> [TASK STATEMENT]:
Copy out all lines of the records in which the word "BLACK" appears.

** Start of RECORDS FOR THE TASK **

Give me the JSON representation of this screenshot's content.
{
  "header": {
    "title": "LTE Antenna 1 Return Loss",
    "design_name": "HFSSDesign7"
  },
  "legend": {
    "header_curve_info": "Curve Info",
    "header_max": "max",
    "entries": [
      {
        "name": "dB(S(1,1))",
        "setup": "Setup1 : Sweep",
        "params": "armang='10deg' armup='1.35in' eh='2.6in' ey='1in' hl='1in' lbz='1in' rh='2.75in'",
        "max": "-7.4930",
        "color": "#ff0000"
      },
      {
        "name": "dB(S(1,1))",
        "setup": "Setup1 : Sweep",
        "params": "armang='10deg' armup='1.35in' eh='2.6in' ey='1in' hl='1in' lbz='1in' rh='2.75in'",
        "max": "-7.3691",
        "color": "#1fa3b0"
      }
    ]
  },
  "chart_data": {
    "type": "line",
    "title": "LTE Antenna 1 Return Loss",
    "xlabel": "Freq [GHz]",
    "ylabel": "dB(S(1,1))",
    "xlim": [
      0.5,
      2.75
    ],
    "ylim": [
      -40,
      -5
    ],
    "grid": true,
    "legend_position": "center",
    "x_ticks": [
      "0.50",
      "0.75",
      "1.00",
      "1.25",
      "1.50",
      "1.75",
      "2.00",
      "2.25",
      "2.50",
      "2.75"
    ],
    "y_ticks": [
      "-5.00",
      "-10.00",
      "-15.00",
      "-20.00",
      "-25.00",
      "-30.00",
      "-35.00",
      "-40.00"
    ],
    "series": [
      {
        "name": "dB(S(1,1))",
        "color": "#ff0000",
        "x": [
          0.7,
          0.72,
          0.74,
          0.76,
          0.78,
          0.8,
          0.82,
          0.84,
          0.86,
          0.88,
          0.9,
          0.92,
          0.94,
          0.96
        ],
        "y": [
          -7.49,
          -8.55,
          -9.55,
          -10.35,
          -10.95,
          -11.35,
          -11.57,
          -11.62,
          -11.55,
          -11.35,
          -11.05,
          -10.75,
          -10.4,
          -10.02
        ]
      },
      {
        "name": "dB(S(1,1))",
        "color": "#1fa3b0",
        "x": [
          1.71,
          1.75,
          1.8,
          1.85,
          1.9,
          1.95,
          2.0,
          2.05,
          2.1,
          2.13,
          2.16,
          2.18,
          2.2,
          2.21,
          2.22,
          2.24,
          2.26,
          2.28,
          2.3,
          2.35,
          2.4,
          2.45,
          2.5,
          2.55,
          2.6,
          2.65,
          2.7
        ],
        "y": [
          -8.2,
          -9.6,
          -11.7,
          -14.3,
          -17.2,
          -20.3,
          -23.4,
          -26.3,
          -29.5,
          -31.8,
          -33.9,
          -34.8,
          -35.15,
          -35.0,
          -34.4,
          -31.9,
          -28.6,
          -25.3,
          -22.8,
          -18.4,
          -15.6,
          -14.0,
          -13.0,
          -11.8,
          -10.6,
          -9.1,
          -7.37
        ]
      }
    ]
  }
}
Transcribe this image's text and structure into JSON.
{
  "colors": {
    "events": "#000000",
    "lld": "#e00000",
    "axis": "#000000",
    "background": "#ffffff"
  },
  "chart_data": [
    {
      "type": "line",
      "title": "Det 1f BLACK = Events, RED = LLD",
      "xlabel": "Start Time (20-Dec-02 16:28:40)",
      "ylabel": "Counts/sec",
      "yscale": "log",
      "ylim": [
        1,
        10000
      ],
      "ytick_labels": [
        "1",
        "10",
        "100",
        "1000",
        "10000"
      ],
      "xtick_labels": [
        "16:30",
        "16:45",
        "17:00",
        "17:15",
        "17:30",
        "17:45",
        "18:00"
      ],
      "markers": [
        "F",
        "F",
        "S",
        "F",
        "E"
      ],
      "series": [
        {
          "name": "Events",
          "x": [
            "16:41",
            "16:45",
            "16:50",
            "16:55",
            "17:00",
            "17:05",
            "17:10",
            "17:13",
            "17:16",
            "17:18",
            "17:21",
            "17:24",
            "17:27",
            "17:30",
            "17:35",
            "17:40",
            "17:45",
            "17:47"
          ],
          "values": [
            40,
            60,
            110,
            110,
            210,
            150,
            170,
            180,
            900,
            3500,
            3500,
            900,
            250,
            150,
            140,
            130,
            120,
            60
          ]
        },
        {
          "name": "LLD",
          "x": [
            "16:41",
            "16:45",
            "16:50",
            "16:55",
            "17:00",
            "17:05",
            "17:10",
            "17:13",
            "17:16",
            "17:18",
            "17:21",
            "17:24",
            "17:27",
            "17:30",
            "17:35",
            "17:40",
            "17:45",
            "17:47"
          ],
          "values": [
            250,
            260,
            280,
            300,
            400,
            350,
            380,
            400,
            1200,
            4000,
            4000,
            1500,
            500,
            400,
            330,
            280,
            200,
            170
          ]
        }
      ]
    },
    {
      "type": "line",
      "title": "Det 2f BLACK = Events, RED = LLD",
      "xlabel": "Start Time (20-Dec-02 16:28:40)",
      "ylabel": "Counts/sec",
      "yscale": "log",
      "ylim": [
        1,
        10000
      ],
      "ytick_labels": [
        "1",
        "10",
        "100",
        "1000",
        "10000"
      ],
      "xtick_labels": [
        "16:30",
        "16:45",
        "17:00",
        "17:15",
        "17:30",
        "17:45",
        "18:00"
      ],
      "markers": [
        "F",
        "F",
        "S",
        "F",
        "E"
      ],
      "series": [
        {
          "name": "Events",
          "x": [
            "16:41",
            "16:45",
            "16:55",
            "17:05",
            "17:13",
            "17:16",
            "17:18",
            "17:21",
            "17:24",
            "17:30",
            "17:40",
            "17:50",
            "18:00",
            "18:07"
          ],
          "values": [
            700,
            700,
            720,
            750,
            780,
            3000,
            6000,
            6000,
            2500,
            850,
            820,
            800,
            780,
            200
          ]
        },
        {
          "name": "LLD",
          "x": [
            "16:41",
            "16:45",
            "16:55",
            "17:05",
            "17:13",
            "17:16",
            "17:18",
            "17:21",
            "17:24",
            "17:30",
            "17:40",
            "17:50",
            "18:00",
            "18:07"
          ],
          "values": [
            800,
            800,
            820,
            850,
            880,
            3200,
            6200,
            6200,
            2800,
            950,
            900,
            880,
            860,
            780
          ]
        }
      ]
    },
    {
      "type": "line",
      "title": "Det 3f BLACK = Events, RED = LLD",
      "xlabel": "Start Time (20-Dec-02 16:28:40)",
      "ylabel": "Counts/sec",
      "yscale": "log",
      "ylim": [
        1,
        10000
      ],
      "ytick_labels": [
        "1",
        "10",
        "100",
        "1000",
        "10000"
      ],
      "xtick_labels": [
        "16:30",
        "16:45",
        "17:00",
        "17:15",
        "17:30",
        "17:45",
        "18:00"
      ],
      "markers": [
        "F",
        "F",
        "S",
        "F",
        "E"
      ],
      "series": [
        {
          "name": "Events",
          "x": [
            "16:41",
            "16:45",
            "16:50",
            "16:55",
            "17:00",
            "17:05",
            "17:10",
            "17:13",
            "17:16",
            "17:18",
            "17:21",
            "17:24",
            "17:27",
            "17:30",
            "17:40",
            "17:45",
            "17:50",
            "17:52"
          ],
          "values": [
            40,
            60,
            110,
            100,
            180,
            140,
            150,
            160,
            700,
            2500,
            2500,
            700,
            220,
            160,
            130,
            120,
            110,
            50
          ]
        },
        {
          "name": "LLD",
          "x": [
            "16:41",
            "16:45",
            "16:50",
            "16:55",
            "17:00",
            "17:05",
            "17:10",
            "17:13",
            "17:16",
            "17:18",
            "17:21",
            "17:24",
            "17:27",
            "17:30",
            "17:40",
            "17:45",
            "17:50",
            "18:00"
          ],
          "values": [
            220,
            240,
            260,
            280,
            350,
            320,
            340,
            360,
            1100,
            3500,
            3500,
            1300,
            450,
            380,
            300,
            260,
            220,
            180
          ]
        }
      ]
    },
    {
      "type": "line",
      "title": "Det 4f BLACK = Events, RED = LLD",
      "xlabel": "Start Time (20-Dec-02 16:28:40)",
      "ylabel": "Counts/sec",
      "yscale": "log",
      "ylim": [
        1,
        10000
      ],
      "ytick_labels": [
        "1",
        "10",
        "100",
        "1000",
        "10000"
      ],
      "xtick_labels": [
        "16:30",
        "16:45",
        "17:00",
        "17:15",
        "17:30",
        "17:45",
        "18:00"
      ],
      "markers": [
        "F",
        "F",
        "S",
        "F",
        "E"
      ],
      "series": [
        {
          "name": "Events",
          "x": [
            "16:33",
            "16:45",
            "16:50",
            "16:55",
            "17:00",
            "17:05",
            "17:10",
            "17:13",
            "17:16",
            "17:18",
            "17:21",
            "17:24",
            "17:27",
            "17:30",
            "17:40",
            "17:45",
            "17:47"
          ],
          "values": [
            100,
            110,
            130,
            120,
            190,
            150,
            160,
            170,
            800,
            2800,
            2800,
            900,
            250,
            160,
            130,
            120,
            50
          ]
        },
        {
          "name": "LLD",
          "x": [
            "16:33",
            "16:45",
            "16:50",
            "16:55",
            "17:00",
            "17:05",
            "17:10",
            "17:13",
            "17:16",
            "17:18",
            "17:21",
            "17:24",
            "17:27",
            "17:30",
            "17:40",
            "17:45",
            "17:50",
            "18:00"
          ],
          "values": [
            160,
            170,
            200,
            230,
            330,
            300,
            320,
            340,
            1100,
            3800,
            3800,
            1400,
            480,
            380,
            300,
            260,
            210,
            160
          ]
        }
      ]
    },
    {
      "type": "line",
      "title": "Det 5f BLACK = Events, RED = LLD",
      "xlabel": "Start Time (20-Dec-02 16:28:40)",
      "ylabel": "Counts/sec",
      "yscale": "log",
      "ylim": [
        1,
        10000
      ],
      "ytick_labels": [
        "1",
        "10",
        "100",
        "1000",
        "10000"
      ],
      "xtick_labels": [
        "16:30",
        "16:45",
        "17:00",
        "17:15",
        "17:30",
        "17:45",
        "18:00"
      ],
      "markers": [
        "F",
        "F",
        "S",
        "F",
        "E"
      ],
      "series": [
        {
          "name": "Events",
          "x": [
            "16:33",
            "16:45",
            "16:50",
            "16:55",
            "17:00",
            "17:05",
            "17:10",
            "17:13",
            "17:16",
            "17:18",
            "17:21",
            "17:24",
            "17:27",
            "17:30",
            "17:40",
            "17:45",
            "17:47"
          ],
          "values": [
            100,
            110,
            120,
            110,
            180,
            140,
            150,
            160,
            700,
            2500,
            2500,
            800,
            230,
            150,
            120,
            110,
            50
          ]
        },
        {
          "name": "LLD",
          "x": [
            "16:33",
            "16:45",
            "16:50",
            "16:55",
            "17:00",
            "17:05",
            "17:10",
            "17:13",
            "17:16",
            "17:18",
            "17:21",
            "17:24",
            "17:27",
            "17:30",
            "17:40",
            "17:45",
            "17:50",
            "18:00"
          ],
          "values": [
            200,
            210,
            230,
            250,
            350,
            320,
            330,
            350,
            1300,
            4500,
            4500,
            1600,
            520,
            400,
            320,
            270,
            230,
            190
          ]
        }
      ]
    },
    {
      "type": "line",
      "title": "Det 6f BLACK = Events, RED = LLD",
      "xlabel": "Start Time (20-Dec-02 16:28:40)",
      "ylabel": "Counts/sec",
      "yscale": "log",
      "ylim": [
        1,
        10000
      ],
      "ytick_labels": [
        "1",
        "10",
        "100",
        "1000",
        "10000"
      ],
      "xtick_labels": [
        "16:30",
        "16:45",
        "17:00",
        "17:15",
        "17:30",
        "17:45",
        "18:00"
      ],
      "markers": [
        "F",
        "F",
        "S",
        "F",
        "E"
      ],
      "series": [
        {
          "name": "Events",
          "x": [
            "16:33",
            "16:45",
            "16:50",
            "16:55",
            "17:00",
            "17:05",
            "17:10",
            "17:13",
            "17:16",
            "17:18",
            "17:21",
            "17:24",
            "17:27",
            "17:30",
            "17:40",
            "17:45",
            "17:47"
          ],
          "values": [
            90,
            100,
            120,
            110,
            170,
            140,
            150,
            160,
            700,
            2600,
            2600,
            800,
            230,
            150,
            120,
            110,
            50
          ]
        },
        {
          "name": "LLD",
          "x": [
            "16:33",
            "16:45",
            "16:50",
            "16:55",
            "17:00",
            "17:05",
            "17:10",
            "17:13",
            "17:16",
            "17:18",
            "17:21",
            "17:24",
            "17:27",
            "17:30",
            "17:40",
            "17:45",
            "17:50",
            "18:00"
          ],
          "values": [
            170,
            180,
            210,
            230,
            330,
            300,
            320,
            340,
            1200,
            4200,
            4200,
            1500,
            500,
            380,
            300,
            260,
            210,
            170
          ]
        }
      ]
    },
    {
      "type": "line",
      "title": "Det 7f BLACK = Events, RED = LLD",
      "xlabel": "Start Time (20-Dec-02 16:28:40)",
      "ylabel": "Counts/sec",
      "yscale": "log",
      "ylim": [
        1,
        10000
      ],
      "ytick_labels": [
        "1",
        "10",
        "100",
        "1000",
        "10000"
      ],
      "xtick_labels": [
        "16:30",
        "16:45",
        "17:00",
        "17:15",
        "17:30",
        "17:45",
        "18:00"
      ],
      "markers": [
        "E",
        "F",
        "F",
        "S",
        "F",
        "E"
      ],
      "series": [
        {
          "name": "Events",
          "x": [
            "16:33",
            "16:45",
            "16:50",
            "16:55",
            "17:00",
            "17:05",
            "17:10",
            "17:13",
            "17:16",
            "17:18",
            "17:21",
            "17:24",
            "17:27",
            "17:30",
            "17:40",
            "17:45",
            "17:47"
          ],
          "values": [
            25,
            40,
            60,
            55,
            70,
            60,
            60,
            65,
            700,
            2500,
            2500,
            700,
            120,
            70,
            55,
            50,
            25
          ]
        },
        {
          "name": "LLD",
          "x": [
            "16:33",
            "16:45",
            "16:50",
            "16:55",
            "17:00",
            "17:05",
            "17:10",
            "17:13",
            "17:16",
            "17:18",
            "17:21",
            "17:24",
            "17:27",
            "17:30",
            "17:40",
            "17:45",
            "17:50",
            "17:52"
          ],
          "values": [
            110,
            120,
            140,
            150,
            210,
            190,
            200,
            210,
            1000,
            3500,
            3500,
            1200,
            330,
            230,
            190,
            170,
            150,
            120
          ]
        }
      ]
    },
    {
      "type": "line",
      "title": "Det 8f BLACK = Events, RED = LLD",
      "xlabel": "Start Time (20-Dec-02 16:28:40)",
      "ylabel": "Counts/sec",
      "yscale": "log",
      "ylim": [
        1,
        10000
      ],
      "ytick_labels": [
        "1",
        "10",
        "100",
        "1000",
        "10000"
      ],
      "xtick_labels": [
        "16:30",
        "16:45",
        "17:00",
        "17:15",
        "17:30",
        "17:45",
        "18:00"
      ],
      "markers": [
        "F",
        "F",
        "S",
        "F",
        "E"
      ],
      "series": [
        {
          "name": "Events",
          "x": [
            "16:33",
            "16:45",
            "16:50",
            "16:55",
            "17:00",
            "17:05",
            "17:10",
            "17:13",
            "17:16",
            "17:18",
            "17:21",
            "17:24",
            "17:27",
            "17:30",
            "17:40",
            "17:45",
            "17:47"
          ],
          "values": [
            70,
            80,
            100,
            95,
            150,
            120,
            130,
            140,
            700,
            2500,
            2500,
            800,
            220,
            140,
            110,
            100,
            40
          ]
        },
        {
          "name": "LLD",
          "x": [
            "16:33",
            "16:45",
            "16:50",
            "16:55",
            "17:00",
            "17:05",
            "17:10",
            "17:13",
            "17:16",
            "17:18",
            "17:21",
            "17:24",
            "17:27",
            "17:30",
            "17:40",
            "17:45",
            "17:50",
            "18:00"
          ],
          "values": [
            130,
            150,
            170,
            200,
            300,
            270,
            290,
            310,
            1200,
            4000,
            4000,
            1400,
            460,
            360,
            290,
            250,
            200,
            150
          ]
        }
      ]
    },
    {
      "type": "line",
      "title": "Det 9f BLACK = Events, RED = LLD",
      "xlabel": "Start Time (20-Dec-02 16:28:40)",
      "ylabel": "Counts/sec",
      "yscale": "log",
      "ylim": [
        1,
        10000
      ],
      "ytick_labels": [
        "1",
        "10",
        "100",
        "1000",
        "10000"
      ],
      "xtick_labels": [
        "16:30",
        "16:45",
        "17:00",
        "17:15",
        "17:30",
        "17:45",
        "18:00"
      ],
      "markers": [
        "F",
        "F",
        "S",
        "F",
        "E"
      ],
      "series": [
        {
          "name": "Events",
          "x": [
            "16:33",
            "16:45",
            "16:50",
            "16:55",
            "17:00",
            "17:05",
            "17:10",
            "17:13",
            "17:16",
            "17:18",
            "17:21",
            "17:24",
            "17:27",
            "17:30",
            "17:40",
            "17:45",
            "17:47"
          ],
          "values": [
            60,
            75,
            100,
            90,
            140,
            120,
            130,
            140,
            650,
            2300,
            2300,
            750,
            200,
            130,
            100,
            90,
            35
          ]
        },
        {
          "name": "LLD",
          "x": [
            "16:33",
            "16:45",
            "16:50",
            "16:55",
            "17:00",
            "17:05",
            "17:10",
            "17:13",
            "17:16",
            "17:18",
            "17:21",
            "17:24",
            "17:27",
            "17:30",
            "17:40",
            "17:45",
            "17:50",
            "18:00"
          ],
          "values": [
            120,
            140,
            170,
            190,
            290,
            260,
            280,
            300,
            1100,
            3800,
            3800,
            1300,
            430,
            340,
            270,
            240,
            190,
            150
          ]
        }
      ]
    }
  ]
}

** End of RECORDS FOR THE TASK **

> [RESULT FOR THIS EXERCISE]:
      "title": "Det 1f BLACK = Events, RED = LLD",
      "title": "Det 2f BLACK = Events, RED = LLD",
      "title": "Det 3f BLACK = Events, RED = LLD",
      "title": "Det 4f BLACK = Events, RED = LLD",
      "title": "Det 5f BLACK = Events, RED = LLD",
      "title": "Det 6f BLACK = Events, RED = LLD",
      "title": "Det 7f BLACK = Events, RED = LLD",
      "title": "Det 8f BLACK = Events, RED = LLD",
      "title": "Det 9f BLACK = Events, RED = LLD",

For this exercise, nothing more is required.